**RAW RECORDS:**
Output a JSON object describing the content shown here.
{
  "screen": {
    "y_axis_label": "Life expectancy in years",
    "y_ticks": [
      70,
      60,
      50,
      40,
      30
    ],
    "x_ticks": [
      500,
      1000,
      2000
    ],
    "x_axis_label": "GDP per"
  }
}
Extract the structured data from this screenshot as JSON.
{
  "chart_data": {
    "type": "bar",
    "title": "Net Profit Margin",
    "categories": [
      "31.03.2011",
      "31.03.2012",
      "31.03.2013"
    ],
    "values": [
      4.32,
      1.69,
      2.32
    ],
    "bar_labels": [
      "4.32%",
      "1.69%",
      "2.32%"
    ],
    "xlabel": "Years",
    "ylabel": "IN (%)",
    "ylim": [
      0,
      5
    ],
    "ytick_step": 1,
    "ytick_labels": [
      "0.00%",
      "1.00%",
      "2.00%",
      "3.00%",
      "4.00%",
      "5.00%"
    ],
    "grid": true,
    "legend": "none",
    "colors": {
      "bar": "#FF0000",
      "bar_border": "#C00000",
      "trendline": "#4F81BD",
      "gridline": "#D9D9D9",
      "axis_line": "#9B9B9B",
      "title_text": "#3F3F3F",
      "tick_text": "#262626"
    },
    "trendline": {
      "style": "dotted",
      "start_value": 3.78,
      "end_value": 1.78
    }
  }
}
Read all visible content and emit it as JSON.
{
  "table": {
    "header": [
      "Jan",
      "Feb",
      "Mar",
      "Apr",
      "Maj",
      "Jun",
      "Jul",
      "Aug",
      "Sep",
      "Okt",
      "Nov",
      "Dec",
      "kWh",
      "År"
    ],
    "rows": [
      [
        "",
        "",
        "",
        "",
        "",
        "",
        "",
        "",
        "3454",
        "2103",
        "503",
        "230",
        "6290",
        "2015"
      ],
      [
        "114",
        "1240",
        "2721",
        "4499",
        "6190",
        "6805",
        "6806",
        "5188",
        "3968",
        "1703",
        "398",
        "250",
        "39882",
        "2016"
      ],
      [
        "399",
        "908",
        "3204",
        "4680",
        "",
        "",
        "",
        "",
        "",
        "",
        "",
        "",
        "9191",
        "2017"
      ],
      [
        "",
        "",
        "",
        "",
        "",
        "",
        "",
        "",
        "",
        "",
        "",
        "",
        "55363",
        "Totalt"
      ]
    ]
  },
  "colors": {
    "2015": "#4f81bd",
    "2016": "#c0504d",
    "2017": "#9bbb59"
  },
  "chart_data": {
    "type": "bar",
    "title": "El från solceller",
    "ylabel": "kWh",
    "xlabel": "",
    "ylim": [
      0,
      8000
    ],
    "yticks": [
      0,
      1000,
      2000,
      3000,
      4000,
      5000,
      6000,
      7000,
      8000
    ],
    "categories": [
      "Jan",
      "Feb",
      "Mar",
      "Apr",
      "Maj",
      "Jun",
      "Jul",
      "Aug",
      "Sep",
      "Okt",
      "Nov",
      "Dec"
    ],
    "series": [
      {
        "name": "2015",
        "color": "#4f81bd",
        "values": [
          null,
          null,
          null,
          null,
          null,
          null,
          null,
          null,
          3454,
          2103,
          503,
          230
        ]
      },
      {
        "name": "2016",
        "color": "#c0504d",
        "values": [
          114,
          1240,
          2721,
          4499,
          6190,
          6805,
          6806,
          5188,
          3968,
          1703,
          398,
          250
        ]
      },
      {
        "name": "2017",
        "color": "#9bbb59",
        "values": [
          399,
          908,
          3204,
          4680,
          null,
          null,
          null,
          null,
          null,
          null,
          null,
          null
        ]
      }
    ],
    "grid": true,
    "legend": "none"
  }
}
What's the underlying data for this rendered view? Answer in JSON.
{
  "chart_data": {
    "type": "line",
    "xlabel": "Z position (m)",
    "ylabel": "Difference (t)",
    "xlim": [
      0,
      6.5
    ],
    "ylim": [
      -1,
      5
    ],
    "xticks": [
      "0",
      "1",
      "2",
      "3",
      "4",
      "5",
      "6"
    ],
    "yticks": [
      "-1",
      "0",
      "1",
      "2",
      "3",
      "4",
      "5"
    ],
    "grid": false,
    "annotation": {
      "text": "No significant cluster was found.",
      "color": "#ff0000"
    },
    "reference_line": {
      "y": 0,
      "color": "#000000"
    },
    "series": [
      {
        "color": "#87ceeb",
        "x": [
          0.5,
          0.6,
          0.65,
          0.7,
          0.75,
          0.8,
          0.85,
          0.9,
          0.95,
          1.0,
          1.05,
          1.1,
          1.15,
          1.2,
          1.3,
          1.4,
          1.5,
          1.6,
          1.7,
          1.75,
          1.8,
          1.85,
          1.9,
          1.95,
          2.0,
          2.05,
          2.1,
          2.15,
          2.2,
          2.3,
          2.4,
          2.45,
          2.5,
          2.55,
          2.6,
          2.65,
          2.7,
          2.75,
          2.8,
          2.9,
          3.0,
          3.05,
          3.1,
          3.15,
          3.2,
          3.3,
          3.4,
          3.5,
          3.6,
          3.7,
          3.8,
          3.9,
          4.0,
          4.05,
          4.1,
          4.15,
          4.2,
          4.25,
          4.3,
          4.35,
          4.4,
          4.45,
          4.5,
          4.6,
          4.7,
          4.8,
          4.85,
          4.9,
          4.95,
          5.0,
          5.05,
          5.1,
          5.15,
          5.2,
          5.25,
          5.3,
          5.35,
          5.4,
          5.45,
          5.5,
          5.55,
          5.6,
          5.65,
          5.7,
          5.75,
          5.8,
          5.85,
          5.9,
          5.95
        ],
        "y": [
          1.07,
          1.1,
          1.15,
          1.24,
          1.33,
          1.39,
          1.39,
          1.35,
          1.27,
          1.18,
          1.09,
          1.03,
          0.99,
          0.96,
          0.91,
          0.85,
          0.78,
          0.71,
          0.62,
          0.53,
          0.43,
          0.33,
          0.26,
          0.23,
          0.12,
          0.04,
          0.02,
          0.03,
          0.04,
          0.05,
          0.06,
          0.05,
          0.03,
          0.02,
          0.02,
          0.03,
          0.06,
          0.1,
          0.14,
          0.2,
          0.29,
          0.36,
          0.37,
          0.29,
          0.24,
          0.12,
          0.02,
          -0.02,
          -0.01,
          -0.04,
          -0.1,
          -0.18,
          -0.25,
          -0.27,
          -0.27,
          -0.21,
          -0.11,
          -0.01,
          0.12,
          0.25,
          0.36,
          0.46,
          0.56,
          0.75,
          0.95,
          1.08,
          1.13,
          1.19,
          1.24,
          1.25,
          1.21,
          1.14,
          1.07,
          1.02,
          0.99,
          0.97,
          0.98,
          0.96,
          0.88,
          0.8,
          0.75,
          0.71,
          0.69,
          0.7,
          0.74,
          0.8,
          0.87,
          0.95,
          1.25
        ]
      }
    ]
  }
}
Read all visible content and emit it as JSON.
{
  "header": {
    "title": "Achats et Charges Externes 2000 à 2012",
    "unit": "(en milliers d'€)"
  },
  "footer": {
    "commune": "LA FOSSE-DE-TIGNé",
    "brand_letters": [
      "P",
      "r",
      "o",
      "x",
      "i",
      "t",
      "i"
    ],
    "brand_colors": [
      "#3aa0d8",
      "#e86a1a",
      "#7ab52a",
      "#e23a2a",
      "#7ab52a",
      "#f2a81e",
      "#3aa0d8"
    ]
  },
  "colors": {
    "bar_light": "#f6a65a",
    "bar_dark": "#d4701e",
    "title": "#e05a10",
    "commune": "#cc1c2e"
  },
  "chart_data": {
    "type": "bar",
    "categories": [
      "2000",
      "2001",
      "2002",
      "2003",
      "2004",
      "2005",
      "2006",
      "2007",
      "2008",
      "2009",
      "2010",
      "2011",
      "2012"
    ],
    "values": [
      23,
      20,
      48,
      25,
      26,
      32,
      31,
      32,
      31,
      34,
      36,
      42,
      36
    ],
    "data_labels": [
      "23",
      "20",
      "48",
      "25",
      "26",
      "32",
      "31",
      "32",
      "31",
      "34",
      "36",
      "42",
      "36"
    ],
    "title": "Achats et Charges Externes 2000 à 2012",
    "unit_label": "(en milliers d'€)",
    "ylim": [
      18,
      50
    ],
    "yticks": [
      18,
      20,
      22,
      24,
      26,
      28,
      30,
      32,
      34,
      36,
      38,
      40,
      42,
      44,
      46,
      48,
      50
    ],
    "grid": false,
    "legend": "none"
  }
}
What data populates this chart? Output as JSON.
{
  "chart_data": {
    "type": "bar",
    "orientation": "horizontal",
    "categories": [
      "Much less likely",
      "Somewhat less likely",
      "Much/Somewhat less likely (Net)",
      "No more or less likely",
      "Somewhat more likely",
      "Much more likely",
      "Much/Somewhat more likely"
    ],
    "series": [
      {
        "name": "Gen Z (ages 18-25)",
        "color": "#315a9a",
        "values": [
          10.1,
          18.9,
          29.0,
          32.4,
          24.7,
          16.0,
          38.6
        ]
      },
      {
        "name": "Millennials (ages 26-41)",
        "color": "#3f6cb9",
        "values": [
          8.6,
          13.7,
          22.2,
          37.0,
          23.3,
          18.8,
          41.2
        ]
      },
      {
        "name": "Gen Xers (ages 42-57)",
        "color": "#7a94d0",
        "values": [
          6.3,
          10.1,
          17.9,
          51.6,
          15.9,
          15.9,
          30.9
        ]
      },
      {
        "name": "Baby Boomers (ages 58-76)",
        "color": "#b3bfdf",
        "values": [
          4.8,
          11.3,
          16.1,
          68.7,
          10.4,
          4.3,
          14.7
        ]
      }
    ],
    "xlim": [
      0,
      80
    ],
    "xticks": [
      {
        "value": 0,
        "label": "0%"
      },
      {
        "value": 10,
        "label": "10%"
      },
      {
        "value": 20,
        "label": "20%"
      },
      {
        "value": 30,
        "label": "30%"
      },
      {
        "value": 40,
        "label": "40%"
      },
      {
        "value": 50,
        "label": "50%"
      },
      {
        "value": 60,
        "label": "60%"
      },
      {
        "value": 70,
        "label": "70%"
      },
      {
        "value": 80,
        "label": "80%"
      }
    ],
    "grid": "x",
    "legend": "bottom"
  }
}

**STATED PROBLEM:** Identify each line containing the string "milliers" and copy it out.

**EXERCISE OUTPUT:**
    "unit": "(en milliers d'€)"
    "unit_label": "(en milliers d'€)",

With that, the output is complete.